[Part of a data file]
□ □ □ □

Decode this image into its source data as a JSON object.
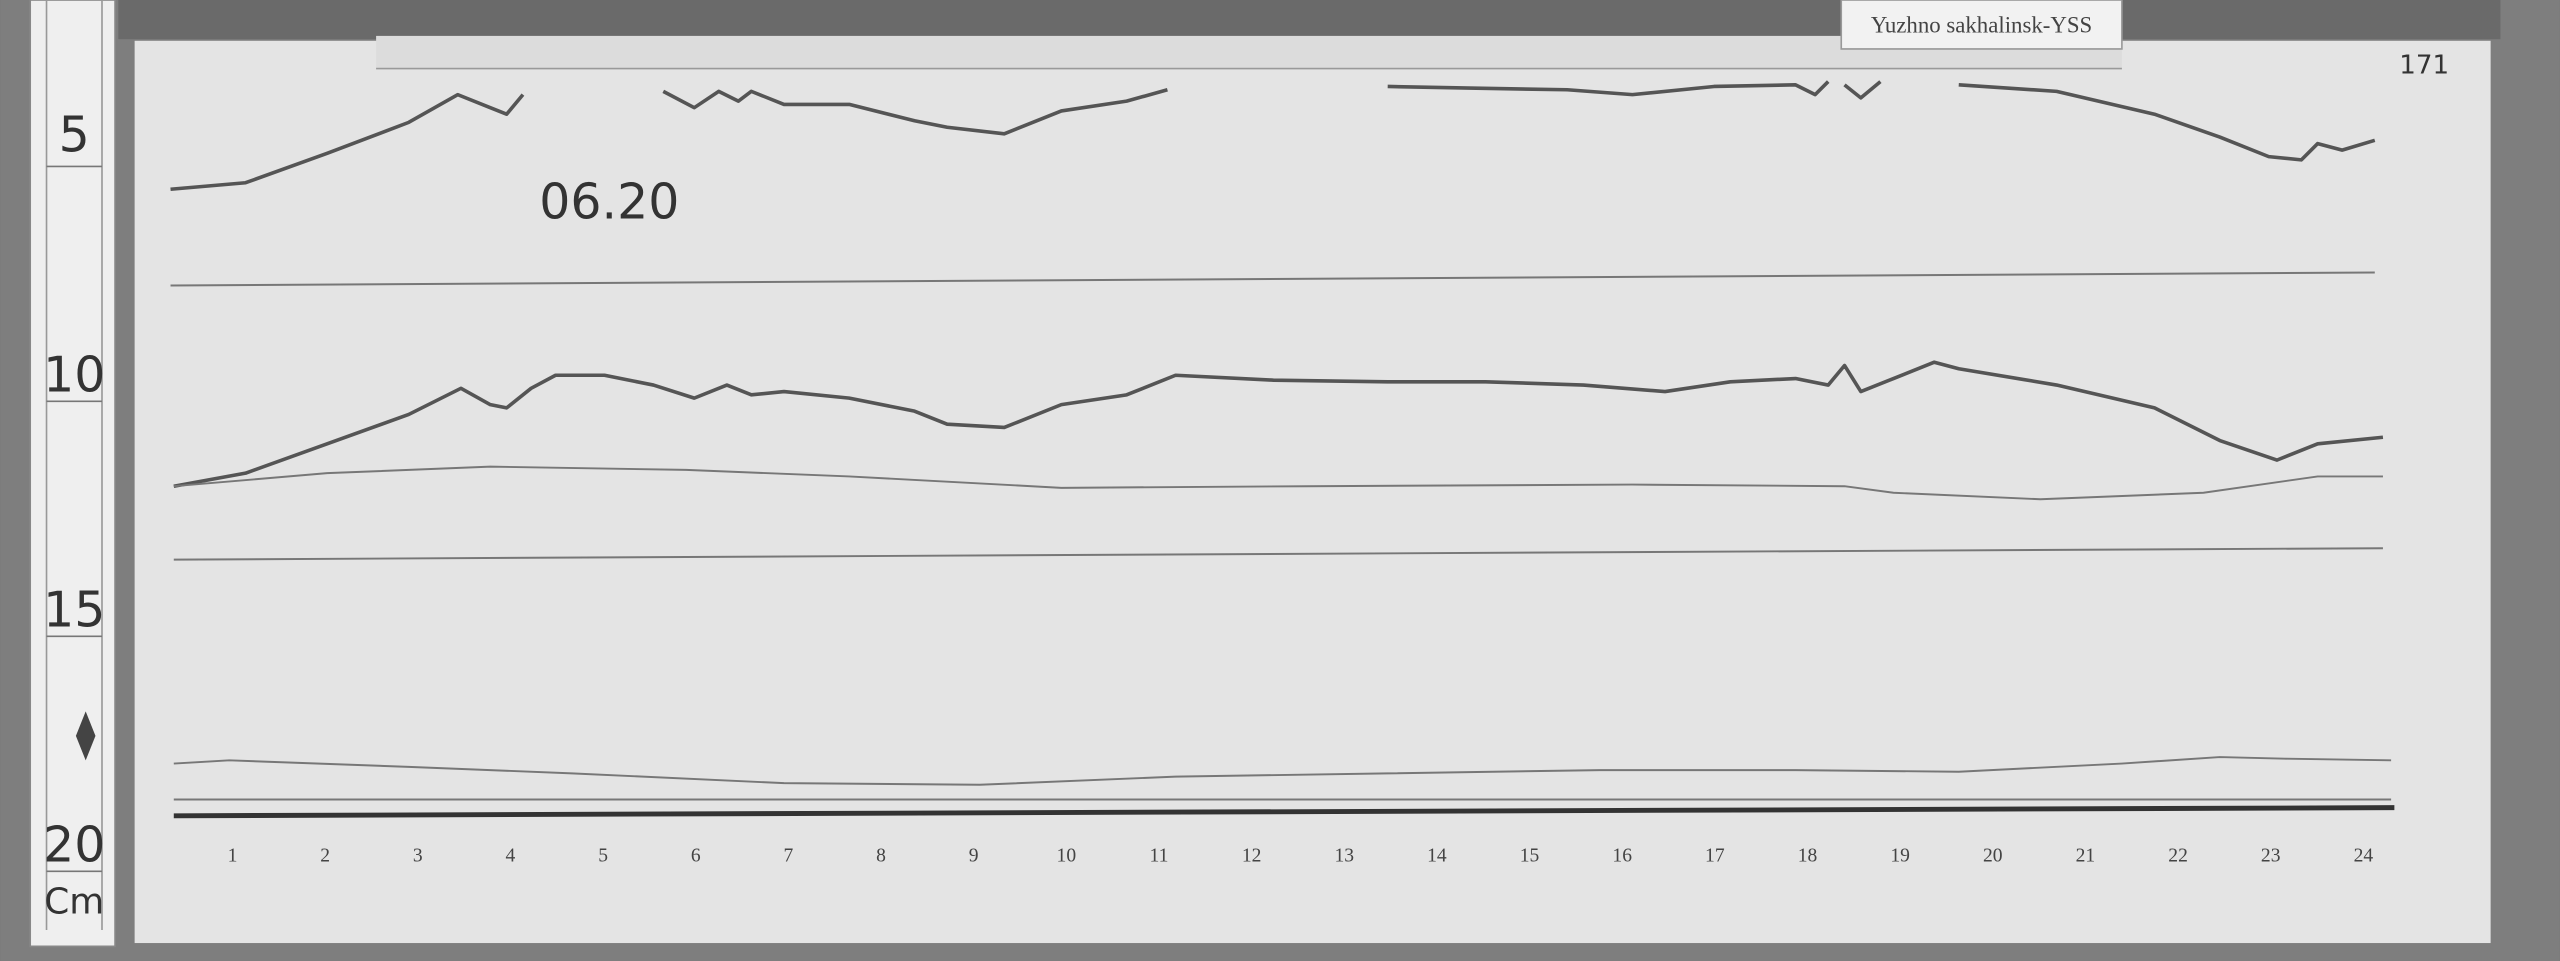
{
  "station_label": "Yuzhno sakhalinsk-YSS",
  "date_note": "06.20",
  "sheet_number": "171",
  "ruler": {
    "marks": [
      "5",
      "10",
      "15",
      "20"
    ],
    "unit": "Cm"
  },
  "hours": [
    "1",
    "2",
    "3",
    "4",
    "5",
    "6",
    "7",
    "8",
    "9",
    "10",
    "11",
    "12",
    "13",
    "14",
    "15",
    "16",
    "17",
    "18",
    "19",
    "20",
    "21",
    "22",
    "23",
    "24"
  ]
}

□ □ □ □

_Exercise description_
Pictures are excluded; repeat every record exactly.

_Right answer_
Decode this image into its source data as a JSON object.
{
  "station_label": "Yuzhno sakhalinsk-YSS",
  "date_note": "06.20",
  "sheet_number": "171",
  "ruler": {
    "marks": [
      "5",
      "10",
      "15",
      "20"
    ],
    "unit": "Cm"
  },
  "hours": [
    "1",
    "2",
    "3",
    "4",
    "5",
    "6",
    "7",
    "8",
    "9",
    "10",
    "11",
    "12",
    "13",
    "14",
    "15",
    "16",
    "17",
    "18",
    "19",
    "20",
    "21",
    "22",
    "23",
    "24"
  ]
}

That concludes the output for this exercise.